Material for the task
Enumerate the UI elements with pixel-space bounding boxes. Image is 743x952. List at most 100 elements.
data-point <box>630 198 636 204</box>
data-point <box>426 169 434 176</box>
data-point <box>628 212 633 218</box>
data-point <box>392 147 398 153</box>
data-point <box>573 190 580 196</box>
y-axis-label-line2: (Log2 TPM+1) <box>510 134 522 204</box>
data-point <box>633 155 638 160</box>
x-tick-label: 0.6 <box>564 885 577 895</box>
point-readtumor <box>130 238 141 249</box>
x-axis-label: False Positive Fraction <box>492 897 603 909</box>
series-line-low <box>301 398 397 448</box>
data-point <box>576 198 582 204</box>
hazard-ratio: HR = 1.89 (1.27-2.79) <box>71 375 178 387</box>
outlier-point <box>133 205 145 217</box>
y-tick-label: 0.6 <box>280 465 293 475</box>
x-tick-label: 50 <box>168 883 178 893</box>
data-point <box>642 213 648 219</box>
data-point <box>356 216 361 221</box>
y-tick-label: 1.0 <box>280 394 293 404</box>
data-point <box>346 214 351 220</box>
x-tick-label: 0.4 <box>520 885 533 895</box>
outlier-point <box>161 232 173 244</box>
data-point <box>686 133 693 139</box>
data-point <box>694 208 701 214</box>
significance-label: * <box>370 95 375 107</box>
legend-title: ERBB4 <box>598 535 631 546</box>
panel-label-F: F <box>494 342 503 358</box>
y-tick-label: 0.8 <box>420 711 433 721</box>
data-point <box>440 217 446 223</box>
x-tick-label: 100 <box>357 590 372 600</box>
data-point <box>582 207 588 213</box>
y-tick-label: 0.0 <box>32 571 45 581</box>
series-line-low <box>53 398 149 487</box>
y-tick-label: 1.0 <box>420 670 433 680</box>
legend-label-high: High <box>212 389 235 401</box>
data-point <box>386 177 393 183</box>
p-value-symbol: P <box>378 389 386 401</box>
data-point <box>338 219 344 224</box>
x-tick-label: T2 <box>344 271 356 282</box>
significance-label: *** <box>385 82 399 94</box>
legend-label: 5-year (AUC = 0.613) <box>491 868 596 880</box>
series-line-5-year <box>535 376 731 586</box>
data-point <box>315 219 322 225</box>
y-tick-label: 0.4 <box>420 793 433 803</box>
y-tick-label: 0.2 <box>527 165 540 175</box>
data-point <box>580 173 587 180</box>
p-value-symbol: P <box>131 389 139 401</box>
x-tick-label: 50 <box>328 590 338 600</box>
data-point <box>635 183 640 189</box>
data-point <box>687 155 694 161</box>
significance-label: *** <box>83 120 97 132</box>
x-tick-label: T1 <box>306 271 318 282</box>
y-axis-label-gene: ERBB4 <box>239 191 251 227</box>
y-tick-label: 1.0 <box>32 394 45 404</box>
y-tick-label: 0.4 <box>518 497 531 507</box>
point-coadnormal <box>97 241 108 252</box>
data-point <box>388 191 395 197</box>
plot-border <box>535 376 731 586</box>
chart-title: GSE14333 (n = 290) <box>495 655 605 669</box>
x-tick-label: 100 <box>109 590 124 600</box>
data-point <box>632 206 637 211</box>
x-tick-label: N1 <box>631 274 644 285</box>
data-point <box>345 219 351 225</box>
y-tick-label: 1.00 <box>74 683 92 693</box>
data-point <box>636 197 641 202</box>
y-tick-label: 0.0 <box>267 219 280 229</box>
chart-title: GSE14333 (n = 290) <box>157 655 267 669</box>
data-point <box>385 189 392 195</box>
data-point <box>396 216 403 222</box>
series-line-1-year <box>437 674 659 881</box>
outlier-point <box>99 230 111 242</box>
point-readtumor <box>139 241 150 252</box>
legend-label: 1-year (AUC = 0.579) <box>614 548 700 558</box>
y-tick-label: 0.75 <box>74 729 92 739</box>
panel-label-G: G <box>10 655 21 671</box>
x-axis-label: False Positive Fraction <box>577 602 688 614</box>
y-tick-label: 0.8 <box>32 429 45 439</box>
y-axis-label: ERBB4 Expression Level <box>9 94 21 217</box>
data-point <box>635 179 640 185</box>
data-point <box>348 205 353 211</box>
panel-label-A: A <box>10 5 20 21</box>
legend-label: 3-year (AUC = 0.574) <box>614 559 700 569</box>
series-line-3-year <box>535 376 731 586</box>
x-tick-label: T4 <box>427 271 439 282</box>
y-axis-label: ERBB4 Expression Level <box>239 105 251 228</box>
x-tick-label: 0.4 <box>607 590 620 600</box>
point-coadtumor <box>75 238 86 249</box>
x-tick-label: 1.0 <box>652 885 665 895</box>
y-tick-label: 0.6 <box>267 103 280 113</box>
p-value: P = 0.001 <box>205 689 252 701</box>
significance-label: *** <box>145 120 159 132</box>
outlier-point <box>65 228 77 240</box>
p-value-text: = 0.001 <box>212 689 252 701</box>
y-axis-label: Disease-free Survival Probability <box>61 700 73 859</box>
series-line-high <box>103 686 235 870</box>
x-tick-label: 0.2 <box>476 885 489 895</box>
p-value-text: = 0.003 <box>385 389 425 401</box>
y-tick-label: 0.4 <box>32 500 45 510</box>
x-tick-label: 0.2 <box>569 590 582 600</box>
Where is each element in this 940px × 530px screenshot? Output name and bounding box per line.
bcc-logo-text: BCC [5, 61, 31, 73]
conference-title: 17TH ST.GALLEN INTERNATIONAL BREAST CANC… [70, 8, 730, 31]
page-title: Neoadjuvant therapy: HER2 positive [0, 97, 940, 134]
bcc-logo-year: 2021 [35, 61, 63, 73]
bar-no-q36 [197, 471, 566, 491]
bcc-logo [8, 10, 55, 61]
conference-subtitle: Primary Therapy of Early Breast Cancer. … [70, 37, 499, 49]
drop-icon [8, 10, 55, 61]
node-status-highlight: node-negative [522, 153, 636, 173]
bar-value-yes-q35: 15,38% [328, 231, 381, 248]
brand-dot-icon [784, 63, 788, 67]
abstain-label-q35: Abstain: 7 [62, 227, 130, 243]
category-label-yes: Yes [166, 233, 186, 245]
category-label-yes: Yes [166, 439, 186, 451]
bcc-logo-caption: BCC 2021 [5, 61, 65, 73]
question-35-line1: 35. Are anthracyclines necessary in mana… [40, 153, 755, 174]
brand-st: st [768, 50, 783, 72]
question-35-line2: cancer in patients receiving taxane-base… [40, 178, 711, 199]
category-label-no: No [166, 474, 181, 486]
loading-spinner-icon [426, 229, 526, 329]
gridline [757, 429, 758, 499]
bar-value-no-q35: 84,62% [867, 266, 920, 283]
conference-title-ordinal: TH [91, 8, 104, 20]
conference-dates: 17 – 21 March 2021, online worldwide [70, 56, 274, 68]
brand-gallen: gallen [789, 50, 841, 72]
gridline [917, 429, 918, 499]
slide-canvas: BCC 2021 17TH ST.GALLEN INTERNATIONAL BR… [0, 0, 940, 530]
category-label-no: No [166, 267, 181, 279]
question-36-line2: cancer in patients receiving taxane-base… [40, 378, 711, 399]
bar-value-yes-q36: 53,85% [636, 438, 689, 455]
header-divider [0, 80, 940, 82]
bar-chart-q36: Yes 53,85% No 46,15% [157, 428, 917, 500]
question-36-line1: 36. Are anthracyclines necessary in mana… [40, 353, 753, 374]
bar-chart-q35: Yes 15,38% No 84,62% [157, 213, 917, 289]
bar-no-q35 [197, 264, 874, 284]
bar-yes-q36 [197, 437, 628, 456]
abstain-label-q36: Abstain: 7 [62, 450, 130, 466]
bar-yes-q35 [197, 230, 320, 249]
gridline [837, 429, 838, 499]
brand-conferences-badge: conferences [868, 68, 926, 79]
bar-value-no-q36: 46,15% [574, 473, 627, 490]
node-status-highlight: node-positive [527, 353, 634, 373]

The task
Your reply must reproduce all records above exactly.

Task solution
Enumerate the UI elements with pixel-space bounding boxes. Image is 743x952. List at most 100 elements.
data-point <box>630 198 636 204</box>
data-point <box>426 169 434 176</box>
data-point <box>628 212 633 218</box>
data-point <box>392 147 398 153</box>
data-point <box>573 190 580 196</box>
y-axis-label-line2: (Log2 TPM+1) <box>510 134 522 204</box>
data-point <box>633 155 638 160</box>
x-tick-label: 0.6 <box>564 885 577 895</box>
point-readtumor <box>130 238 141 249</box>
x-axis-label: False Positive Fraction <box>492 897 603 909</box>
series-line-low <box>301 398 397 448</box>
data-point <box>576 198 582 204</box>
hazard-ratio: HR = 1.89 (1.27-2.79) <box>71 375 178 387</box>
outlier-point <box>133 205 145 217</box>
y-tick-label: 0.6 <box>280 465 293 475</box>
x-tick-label: 50 <box>168 883 178 893</box>
data-point <box>642 213 648 219</box>
data-point <box>356 216 361 221</box>
y-tick-label: 1.0 <box>280 394 293 404</box>
data-point <box>346 214 351 220</box>
x-tick-label: 0.4 <box>520 885 533 895</box>
outlier-point <box>161 232 173 244</box>
data-point <box>686 133 693 139</box>
data-point <box>694 208 701 214</box>
significance-label: * <box>370 95 375 107</box>
legend-title: ERBB4 <box>598 535 631 546</box>
panel-label-F: F <box>494 342 503 358</box>
y-tick-label: 0.8 <box>420 711 433 721</box>
data-point <box>440 217 446 223</box>
x-tick-label: 100 <box>357 590 372 600</box>
data-point <box>582 207 588 213</box>
y-tick-label: 0.0 <box>32 571 45 581</box>
series-line-low <box>53 398 149 487</box>
y-tick-label: 1.0 <box>420 670 433 680</box>
legend-label-high: High <box>212 389 235 401</box>
data-point <box>386 177 393 183</box>
p-value-symbol: P <box>378 389 386 401</box>
data-point <box>338 219 344 224</box>
x-tick-label: T2 <box>344 271 356 282</box>
significance-label: *** <box>385 82 399 94</box>
legend-label: 5-year (AUC = 0.613) <box>491 868 596 880</box>
series-line-5-year <box>535 376 731 586</box>
data-point <box>315 219 322 225</box>
y-tick-label: 0.4 <box>420 793 433 803</box>
y-tick-label: 0.2 <box>527 165 540 175</box>
data-point <box>580 173 587 180</box>
p-value-symbol: P <box>131 389 139 401</box>
x-tick-label: 50 <box>328 590 338 600</box>
data-point <box>635 183 640 189</box>
data-point <box>687 155 694 161</box>
significance-label: *** <box>83 120 97 132</box>
x-tick-label: T1 <box>306 271 318 282</box>
y-axis-label-gene: ERBB4 <box>239 191 251 227</box>
y-tick-label: 1.0 <box>32 394 45 404</box>
y-tick-label: 0.4 <box>518 497 531 507</box>
point-coadnormal <box>97 241 108 252</box>
data-point <box>388 191 395 197</box>
plot-border <box>535 376 731 586</box>
chart-title: GSE14333 (n = 290) <box>495 655 605 669</box>
x-tick-label: 100 <box>109 590 124 600</box>
data-point <box>632 206 637 211</box>
x-tick-label: N1 <box>631 274 644 285</box>
data-point <box>345 219 351 225</box>
y-tick-label: 1.00 <box>74 683 92 693</box>
data-point <box>636 197 641 202</box>
y-tick-label: 0.0 <box>267 219 280 229</box>
chart-title: GSE14333 (n = 290) <box>157 655 267 669</box>
data-point <box>385 189 392 195</box>
data-point <box>396 216 403 222</box>
series-line-1-year <box>437 674 659 881</box>
outlier-point <box>99 230 111 242</box>
point-readtumor <box>139 241 150 252</box>
legend-label: 1-year (AUC = 0.579) <box>614 548 700 558</box>
y-tick-label: 0.75 <box>74 729 92 739</box>
panel-label-G: G <box>10 655 21 671</box>
x-axis-label: False Positive Fraction <box>577 602 688 614</box>
y-tick-label: 0.8 <box>32 429 45 439</box>
y-axis-label: ERBB4 Expression Level <box>9 94 21 217</box>
data-point <box>635 179 640 185</box>
data-point <box>348 205 353 211</box>
panel-label-A: A <box>10 5 20 21</box>
legend-label: 3-year (AUC = 0.574) <box>614 559 700 569</box>
series-line-3-year <box>535 376 731 586</box>
x-tick-label: T4 <box>427 271 439 282</box>
y-axis-label: ERBB4 Expression Level <box>239 105 251 228</box>
x-tick-label: 0.4 <box>607 590 620 600</box>
point-coadtumor <box>75 238 86 249</box>
x-tick-label: 1.0 <box>652 885 665 895</box>
y-tick-label: 0.6 <box>267 103 280 113</box>
p-value: P = 0.001 <box>205 689 252 701</box>
significance-label: *** <box>145 120 159 132</box>
outlier-point <box>65 228 77 240</box>
p-value-text: = 0.001 <box>212 689 252 701</box>
y-axis-label: Disease-free Survival Probability <box>61 700 73 859</box>
series-line-high <box>103 686 235 870</box>
x-tick-label: 0.2 <box>476 885 489 895</box>
p-value-text: = 0.003 <box>385 389 425 401</box>
y-tick-label: 0.4 <box>32 500 45 510</box>
x-tick-label: 0.2 <box>569 590 582 600</box>
Where is each element in this 940px × 530px screenshot? Output name and bounding box per line.
bcc-logo-text: BCC [5, 61, 31, 73]
conference-title: 17TH ST.GALLEN INTERNATIONAL BREAST CANC… [70, 8, 730, 31]
page-title: Neoadjuvant therapy: HER2 positive [0, 97, 940, 134]
bcc-logo-year: 2021 [35, 61, 63, 73]
bar-no-q36 [197, 471, 566, 491]
bcc-logo [8, 10, 55, 61]
conference-subtitle: Primary Therapy of Early Breast Cancer. … [70, 37, 499, 49]
drop-icon [8, 10, 55, 61]
node-status-highlight: node-negative [522, 153, 636, 173]
bar-value-yes-q35: 15,38% [328, 231, 381, 248]
brand-dot-icon [784, 63, 788, 67]
abstain-label-q35: Abstain: 7 [62, 227, 130, 243]
category-label-yes: Yes [166, 233, 186, 245]
category-label-yes: Yes [166, 439, 186, 451]
bcc-logo-caption: BCC 2021 [5, 61, 65, 73]
question-35-line1: 35. Are anthracyclines necessary in mana… [40, 153, 755, 174]
brand-st: st [768, 50, 783, 72]
question-35-line2: cancer in patients receiving taxane-base… [40, 178, 711, 199]
category-label-no: No [166, 474, 181, 486]
loading-spinner-icon [426, 229, 526, 329]
gridline [757, 429, 758, 499]
bar-value-no-q35: 84,62% [867, 266, 920, 283]
conference-title-ordinal: TH [91, 8, 104, 20]
conference-dates: 17 – 21 March 2021, online worldwide [70, 56, 274, 68]
brand-gallen: gallen [789, 50, 841, 72]
gridline [917, 429, 918, 499]
slide-canvas: BCC 2021 17TH ST.GALLEN INTERNATIONAL BR… [0, 0, 940, 530]
category-label-no: No [166, 267, 181, 279]
question-36-line2: cancer in patients receiving taxane-base… [40, 378, 711, 399]
bar-value-yes-q36: 53,85% [636, 438, 689, 455]
header-divider [0, 80, 940, 82]
bar-chart-q36: Yes 53,85% No 46,15% [157, 428, 917, 500]
question-36-line1: 36. Are anthracyclines necessary in mana… [40, 353, 753, 374]
bar-chart-q35: Yes 15,38% No 84,62% [157, 213, 917, 289]
bar-no-q35 [197, 264, 874, 284]
bar-yes-q36 [197, 437, 628, 456]
abstain-label-q36: Abstain: 7 [62, 450, 130, 466]
bar-yes-q35 [197, 230, 320, 249]
gridline [837, 429, 838, 499]
brand-conferences-badge: conferences [868, 68, 926, 79]
bar-value-no-q36: 46,15% [574, 473, 627, 490]
node-status-highlight: node-positive [527, 353, 634, 373]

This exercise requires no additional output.